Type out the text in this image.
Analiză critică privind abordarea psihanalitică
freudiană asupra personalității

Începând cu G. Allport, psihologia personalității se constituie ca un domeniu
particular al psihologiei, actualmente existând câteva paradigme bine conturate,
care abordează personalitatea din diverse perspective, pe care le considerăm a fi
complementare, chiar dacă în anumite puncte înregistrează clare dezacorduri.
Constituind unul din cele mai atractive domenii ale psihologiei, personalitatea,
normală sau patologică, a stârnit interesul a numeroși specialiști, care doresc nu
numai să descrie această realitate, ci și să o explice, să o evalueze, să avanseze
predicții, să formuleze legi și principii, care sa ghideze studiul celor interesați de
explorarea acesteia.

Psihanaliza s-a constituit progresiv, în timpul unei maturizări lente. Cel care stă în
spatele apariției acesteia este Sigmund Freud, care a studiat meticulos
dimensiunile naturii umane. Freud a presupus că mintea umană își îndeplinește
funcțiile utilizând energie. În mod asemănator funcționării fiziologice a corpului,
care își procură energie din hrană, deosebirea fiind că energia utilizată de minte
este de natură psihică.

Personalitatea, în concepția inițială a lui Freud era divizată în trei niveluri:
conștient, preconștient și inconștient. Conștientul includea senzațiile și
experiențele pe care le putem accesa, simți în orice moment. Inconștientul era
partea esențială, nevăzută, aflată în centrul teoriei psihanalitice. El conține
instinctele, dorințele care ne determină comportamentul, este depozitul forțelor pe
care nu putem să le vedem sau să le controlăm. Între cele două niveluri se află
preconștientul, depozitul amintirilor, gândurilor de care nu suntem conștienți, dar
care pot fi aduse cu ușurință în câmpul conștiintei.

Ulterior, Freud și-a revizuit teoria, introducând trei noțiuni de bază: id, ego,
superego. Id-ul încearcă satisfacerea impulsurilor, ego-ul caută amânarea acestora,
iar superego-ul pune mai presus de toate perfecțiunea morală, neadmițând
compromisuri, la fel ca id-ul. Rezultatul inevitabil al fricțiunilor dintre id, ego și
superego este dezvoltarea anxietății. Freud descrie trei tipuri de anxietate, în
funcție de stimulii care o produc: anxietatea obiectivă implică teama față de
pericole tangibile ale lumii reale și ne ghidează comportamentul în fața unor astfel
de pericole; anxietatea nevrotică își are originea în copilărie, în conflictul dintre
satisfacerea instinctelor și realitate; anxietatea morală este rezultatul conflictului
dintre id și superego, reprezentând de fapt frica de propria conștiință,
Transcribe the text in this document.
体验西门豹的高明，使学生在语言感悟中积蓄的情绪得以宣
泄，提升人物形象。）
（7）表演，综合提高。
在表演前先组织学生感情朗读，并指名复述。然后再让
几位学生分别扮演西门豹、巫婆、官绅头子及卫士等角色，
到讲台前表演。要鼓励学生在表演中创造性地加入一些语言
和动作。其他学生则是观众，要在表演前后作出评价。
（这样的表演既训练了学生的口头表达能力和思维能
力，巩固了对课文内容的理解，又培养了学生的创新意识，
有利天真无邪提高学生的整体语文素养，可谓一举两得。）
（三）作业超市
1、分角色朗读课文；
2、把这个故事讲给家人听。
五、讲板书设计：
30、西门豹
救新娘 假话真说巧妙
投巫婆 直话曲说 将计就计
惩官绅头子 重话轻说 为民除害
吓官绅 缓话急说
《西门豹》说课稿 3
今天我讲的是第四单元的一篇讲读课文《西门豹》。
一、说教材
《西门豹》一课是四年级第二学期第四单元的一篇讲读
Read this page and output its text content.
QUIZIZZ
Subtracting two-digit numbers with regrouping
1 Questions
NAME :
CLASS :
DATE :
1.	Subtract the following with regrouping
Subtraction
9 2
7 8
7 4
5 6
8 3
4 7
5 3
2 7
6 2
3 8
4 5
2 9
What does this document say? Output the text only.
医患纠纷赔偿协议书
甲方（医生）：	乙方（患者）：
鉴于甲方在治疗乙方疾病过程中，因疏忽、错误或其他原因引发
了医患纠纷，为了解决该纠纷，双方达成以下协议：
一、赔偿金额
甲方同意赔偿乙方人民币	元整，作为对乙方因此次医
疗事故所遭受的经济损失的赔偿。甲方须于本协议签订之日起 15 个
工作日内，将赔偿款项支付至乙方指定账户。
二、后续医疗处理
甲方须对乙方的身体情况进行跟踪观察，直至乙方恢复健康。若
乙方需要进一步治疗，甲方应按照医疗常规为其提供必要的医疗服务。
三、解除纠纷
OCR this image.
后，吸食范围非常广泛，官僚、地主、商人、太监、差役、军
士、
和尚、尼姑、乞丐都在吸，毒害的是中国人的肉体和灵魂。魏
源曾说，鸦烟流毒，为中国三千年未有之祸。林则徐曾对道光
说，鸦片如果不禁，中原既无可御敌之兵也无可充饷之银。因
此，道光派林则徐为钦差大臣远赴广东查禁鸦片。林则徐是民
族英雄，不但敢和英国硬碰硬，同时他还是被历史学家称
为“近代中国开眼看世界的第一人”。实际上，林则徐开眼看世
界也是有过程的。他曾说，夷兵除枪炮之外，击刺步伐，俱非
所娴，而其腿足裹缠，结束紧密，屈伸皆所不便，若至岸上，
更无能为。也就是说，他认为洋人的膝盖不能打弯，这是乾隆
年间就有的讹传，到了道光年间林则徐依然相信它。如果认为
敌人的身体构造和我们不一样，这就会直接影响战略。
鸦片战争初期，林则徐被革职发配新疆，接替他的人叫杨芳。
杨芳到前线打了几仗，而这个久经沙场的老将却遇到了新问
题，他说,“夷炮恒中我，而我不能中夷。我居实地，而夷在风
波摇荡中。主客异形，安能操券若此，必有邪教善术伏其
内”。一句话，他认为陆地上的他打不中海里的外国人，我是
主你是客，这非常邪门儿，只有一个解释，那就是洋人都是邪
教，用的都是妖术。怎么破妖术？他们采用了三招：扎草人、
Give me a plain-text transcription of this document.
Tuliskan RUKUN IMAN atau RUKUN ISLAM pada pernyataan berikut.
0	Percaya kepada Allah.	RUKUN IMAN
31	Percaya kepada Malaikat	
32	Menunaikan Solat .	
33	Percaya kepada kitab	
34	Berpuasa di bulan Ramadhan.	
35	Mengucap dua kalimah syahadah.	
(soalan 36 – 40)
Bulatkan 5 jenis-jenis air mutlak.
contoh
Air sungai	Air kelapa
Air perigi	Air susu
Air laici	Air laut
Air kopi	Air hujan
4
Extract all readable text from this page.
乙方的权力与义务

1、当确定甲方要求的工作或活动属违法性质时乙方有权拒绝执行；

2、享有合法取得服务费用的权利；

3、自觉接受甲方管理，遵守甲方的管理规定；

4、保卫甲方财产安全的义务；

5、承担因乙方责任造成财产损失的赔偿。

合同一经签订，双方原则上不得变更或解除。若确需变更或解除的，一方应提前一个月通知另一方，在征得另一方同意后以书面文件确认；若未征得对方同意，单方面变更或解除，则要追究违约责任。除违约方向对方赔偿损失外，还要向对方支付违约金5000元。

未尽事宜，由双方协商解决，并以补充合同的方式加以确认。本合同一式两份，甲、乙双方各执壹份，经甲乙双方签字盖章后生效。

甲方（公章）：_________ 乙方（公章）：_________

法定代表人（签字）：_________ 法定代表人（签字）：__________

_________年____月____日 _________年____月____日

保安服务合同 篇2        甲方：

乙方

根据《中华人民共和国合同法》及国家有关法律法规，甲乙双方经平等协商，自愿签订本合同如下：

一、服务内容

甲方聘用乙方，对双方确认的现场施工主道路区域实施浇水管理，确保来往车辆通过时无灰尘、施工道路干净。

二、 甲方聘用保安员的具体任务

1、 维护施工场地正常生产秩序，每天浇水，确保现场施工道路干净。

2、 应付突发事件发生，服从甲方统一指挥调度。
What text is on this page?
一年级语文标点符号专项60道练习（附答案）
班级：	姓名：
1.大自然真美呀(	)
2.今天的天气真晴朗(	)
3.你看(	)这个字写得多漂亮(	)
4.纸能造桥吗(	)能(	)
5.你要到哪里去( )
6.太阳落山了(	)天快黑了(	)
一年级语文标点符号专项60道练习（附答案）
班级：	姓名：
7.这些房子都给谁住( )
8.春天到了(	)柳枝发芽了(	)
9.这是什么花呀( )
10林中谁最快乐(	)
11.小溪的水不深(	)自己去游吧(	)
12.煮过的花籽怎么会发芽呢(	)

•••

▸ **Problem statement**:
Lines containing the word "putem" must all be returned from the material above.

▸ **The result**:
experiențele pe care le putem accesa, simți în orice moment. Inconștientul era
care nu putem să le vedem sau să le controlăm. Între cele două niveluri se află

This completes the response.